__Material for this task__.
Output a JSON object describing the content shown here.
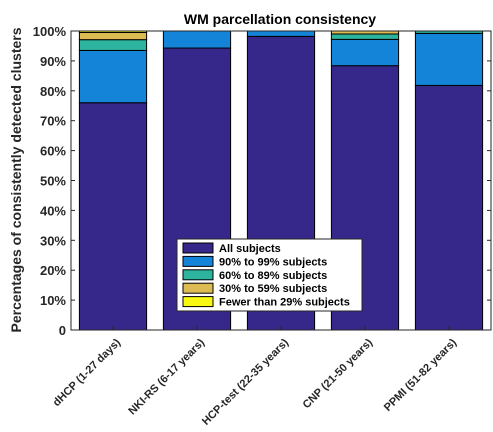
{
  "chart_data": {
    "type": "bar",
    "stacked": true,
    "title": "WM parcellation consistency",
    "xlabel": "",
    "ylabel": "Percentages of consistently detected clusters",
    "ylim": [
      0,
      100
    ],
    "yticks": [
      0,
      10,
      20,
      30,
      40,
      50,
      60,
      70,
      80,
      90,
      100
    ],
    "ytick_labels": [
      "0",
      "10%",
      "20%",
      "30%",
      "40%",
      "50%",
      "60%",
      "70%",
      "80%",
      "90%",
      "100%"
    ],
    "categories": [
      "dHCP (1-27 days)",
      "NKI-RS (6-17 years)",
      "HCP-test (22-35 years)",
      "CNP (21-50 years)",
      "PPMI (51-82 years)"
    ],
    "series": [
      {
        "name": "All subjects",
        "color": "#35288a",
        "values": [
          76,
          94.3,
          98.2,
          88.4,
          81.8
        ]
      },
      {
        "name": "90% to 99% subjects",
        "color": "#1484d8",
        "values": [
          17.5,
          5.7,
          1.8,
          8.8,
          17.4
        ]
      },
      {
        "name": "60% to 89% subjects",
        "color": "#2db49e",
        "values": [
          3.6,
          0,
          0,
          1.8,
          0.8
        ]
      },
      {
        "name": "30% to 59% subjects",
        "color": "#dcbc52",
        "values": [
          2.4,
          0,
          0,
          1.0,
          0
        ]
      },
      {
        "name": "Fewer than 29% subjects",
        "color": "#f8f812",
        "values": [
          0.5,
          0,
          0,
          0,
          0
        ]
      }
    ],
    "legend_position": "lower-center",
    "grid": false
  }
}
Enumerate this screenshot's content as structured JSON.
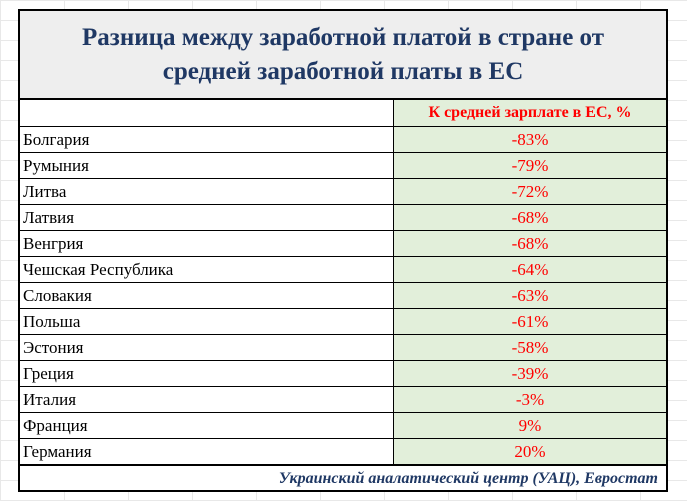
{
  "title": "Разница между заработной платой в стране от средней заработной платы в ЕС",
  "column_header": "К средней зарплате в ЕС, %",
  "rows": [
    {
      "country": "Болгария",
      "value": "-83%"
    },
    {
      "country": "Румыния",
      "value": "-79%"
    },
    {
      "country": "Литва",
      "value": "-72%"
    },
    {
      "country": "Латвия",
      "value": "-68%"
    },
    {
      "country": "Венгрия",
      "value": "-68%"
    },
    {
      "country": "Чешская Республика",
      "value": "-64%"
    },
    {
      "country": "Словакия",
      "value": "-63%"
    },
    {
      "country": "Польша",
      "value": "-61%"
    },
    {
      "country": "Эстония",
      "value": "-58%"
    },
    {
      "country": "Греция",
      "value": "-39%"
    },
    {
      "country": "Италия",
      "value": "-3%"
    },
    {
      "country": "Франция",
      "value": "9%"
    },
    {
      "country": "Германия",
      "value": "20%"
    }
  ],
  "source": "Украинский аналатический центр (УАЦ), Евростат",
  "colors": {
    "title_text": "#1f3864",
    "value_text": "#ff0000",
    "value_fill": "#e2efda",
    "title_fill": "#eeeeee"
  }
}
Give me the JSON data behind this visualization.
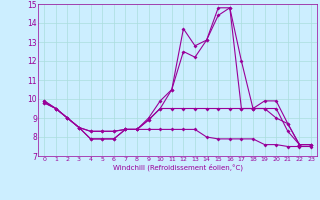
{
  "xlabel": "Windchill (Refroidissement éolien,°C)",
  "x": [
    0,
    1,
    2,
    3,
    4,
    5,
    6,
    7,
    8,
    9,
    10,
    11,
    12,
    13,
    14,
    15,
    16,
    17,
    18,
    19,
    20,
    21,
    22,
    23
  ],
  "line1": [
    9.9,
    9.5,
    9.0,
    8.5,
    7.9,
    7.9,
    7.9,
    8.4,
    8.4,
    9.0,
    9.9,
    10.5,
    13.7,
    12.8,
    13.1,
    14.8,
    14.8,
    12.0,
    9.5,
    9.9,
    9.9,
    8.7,
    7.6,
    7.6
  ],
  "line2": [
    9.9,
    9.5,
    9.0,
    8.5,
    7.9,
    7.9,
    7.9,
    8.4,
    8.4,
    8.9,
    9.5,
    10.5,
    12.5,
    12.2,
    13.1,
    14.4,
    14.8,
    9.5,
    9.5,
    9.5,
    9.5,
    8.3,
    7.6,
    7.6
  ],
  "line3": [
    9.8,
    9.5,
    9.0,
    8.5,
    8.3,
    8.3,
    8.3,
    8.4,
    8.4,
    8.9,
    9.5,
    9.5,
    9.5,
    9.5,
    9.5,
    9.5,
    9.5,
    9.5,
    9.5,
    9.5,
    9.0,
    8.7,
    7.6,
    7.6
  ],
  "line4": [
    9.8,
    9.5,
    9.0,
    8.5,
    8.3,
    8.3,
    8.3,
    8.4,
    8.4,
    8.4,
    8.4,
    8.4,
    8.4,
    8.4,
    8.0,
    7.9,
    7.9,
    7.9,
    7.9,
    7.6,
    7.6,
    7.5,
    7.5,
    7.5
  ],
  "line_color": "#990099",
  "bg_color": "#cceeff",
  "grid_color": "#aadddd",
  "ylim": [
    7,
    15
  ],
  "yticks": [
    7,
    8,
    9,
    10,
    11,
    12,
    13,
    14,
    15
  ]
}
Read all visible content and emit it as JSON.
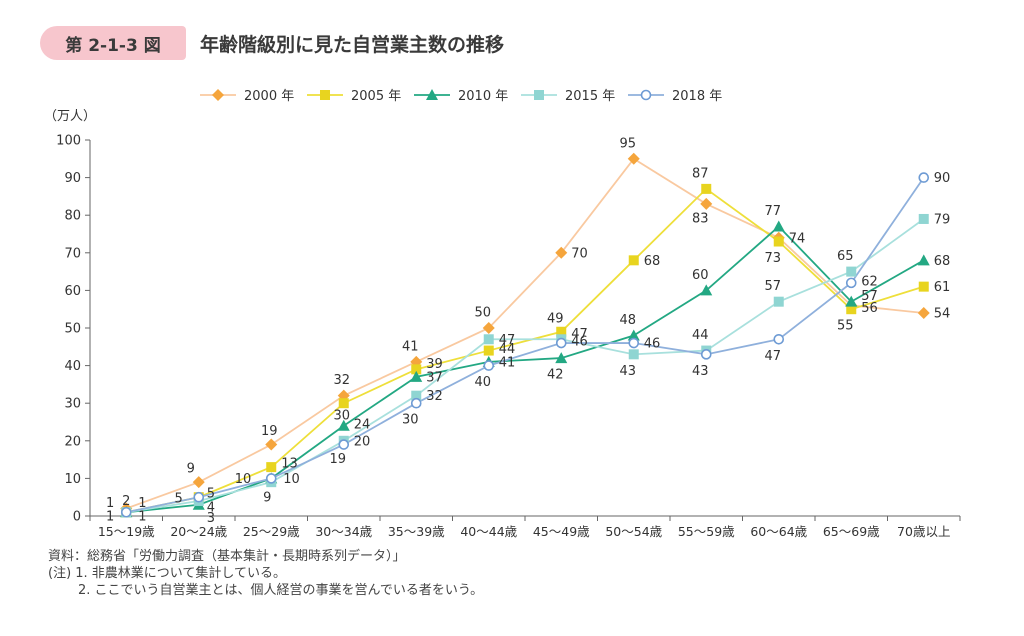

__Given request__.
Select every line in the records above that contains the word "средней".

__Response to the task__.
  "title": "Разница между заработной платой в стране от средней заработной платы в ЕС",
  "column_header": "К средней зарплате в ЕС, %",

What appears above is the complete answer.